Dataset excerpt:
▬▬▬▬▬▬▬▬▬▬

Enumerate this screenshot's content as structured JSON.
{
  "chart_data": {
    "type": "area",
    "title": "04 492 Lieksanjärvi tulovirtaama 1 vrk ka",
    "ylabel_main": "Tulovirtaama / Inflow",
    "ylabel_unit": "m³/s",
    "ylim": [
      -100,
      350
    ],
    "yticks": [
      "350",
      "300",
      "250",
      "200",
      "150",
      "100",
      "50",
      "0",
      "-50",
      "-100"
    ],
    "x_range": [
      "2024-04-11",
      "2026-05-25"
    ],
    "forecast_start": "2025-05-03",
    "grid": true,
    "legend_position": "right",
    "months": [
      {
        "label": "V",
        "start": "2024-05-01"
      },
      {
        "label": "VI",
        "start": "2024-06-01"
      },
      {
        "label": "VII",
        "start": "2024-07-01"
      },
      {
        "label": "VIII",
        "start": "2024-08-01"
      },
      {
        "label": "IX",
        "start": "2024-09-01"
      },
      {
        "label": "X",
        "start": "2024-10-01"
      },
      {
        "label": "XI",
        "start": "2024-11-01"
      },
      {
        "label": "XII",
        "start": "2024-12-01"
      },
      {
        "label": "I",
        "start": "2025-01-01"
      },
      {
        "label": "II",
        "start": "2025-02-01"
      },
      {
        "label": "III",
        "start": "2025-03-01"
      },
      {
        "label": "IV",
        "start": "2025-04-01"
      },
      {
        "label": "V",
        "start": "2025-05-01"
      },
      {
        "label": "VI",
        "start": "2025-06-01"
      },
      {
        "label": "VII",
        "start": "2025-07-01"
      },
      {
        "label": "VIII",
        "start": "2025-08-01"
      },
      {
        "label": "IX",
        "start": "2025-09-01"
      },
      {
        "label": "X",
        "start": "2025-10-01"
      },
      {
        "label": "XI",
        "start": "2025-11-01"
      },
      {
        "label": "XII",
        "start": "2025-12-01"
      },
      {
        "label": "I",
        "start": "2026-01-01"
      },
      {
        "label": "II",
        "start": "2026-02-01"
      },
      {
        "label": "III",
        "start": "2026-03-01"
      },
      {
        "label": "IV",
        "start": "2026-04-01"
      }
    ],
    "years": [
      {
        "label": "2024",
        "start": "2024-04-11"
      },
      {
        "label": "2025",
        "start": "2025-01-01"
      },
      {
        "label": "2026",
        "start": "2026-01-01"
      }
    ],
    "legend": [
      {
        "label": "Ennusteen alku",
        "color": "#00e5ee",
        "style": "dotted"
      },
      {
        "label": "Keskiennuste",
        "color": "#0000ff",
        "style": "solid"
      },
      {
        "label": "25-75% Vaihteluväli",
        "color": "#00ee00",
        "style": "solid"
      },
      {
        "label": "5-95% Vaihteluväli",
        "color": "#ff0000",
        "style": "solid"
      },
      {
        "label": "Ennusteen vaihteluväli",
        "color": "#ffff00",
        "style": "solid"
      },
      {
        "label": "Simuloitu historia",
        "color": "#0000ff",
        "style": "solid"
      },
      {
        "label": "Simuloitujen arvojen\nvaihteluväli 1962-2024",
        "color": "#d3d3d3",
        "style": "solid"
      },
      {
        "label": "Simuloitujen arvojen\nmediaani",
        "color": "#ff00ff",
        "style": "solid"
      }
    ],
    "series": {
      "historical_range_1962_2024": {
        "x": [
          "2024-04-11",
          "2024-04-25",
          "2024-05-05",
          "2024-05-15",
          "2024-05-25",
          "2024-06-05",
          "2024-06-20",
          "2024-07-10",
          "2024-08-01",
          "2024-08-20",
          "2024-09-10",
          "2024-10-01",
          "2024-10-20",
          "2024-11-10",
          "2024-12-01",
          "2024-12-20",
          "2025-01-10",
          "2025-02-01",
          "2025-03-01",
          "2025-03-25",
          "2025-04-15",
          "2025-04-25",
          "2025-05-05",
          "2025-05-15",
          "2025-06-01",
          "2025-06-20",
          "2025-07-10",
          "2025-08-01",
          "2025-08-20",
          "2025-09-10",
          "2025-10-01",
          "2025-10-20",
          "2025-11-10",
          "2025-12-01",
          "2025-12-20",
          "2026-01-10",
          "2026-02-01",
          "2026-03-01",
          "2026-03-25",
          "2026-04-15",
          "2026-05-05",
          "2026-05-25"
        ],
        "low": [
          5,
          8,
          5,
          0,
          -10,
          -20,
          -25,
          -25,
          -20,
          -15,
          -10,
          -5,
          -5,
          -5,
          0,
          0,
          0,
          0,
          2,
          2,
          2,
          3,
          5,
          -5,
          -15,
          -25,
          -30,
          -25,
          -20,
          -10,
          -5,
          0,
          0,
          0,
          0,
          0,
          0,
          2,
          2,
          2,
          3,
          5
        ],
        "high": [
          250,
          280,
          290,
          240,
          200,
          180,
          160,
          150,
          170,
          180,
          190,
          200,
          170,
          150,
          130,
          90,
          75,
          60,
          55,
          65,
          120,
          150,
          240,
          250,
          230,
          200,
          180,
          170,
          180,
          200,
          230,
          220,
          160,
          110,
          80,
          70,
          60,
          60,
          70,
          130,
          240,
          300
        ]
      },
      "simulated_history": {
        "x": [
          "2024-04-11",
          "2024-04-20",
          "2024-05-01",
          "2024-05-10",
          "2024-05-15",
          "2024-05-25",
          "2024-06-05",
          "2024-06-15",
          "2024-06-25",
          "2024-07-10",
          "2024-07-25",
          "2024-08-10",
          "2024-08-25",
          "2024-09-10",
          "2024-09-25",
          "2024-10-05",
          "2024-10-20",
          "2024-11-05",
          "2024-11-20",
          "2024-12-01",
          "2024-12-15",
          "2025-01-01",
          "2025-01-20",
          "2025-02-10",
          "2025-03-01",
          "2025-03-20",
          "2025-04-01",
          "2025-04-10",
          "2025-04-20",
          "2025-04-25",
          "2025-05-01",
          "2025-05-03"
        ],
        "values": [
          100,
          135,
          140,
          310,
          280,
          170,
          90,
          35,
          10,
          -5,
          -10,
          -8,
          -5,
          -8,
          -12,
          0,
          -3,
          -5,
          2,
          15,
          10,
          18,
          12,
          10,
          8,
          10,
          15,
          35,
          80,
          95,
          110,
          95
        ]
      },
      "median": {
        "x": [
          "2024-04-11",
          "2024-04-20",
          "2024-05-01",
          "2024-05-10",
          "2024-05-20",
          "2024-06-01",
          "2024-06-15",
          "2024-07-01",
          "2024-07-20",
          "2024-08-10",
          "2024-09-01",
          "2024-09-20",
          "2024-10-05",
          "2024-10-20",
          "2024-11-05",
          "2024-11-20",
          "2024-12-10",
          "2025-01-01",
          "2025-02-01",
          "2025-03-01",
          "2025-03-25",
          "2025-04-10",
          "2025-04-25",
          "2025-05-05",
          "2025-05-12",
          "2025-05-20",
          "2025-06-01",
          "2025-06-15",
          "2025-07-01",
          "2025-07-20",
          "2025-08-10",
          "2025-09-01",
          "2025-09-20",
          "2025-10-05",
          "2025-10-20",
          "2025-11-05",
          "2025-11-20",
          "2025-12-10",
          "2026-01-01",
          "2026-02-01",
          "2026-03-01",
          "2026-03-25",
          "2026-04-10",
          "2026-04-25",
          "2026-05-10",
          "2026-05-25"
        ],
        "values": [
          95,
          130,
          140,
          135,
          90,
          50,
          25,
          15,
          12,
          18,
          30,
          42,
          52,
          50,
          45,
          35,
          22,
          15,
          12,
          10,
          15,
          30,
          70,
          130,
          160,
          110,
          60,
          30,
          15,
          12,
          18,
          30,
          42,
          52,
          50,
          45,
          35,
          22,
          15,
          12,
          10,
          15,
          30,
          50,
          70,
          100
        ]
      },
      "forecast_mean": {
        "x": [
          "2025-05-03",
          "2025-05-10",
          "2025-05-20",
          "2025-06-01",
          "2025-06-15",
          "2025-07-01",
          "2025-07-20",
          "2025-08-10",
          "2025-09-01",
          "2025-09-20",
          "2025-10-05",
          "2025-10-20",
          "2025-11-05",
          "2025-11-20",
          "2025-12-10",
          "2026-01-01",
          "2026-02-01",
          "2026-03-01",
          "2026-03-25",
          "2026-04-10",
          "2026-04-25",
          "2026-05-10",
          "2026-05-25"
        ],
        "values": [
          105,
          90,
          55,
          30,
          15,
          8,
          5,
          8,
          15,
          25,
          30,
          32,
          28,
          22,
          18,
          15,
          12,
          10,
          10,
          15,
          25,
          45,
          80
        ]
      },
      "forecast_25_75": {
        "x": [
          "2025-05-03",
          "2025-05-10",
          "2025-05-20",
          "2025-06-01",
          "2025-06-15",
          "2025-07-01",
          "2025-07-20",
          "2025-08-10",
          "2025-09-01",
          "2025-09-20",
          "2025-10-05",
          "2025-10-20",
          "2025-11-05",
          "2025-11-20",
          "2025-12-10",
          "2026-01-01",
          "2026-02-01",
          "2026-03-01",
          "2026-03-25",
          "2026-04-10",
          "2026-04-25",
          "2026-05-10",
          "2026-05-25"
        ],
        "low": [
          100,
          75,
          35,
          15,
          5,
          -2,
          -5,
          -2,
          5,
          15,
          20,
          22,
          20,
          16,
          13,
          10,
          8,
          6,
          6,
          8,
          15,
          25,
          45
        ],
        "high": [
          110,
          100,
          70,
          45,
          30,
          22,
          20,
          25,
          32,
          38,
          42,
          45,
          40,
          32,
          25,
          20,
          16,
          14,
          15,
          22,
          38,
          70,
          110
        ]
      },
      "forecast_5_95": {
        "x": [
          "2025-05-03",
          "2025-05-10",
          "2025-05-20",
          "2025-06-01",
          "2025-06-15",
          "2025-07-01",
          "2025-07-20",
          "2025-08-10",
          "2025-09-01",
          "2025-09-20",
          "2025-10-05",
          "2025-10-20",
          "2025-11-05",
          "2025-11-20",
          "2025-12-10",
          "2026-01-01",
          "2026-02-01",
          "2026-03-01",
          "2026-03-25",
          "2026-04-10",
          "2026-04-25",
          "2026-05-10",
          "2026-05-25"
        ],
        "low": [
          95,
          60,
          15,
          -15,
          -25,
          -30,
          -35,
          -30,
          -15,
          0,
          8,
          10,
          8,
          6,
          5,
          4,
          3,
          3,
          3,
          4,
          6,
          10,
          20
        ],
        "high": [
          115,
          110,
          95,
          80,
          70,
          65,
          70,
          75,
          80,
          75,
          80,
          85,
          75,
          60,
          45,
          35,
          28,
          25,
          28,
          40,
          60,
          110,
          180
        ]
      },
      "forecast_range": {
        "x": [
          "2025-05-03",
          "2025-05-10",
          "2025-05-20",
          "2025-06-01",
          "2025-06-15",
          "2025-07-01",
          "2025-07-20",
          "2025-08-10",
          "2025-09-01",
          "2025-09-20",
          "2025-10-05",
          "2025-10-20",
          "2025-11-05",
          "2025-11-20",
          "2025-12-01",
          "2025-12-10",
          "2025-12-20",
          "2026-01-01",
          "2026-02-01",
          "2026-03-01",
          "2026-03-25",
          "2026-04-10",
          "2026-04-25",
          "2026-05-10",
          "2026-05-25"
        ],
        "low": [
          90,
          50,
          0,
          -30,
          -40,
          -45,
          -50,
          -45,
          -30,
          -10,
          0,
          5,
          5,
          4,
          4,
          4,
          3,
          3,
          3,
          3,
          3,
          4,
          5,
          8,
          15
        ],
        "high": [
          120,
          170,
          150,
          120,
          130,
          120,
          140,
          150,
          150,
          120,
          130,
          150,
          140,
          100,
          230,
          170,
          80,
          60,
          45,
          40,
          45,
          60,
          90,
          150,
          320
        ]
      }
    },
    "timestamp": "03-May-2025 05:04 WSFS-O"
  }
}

▬▬▬▬▬▬▬▬▬▬

> TASK INSTRUCTIONS
Copy all lines above containing the string "Ennusteen".

> WRITTEN RESPONSE
        "label": "Ennusteen alku",
        "label": "Ennusteen vaihteluväli",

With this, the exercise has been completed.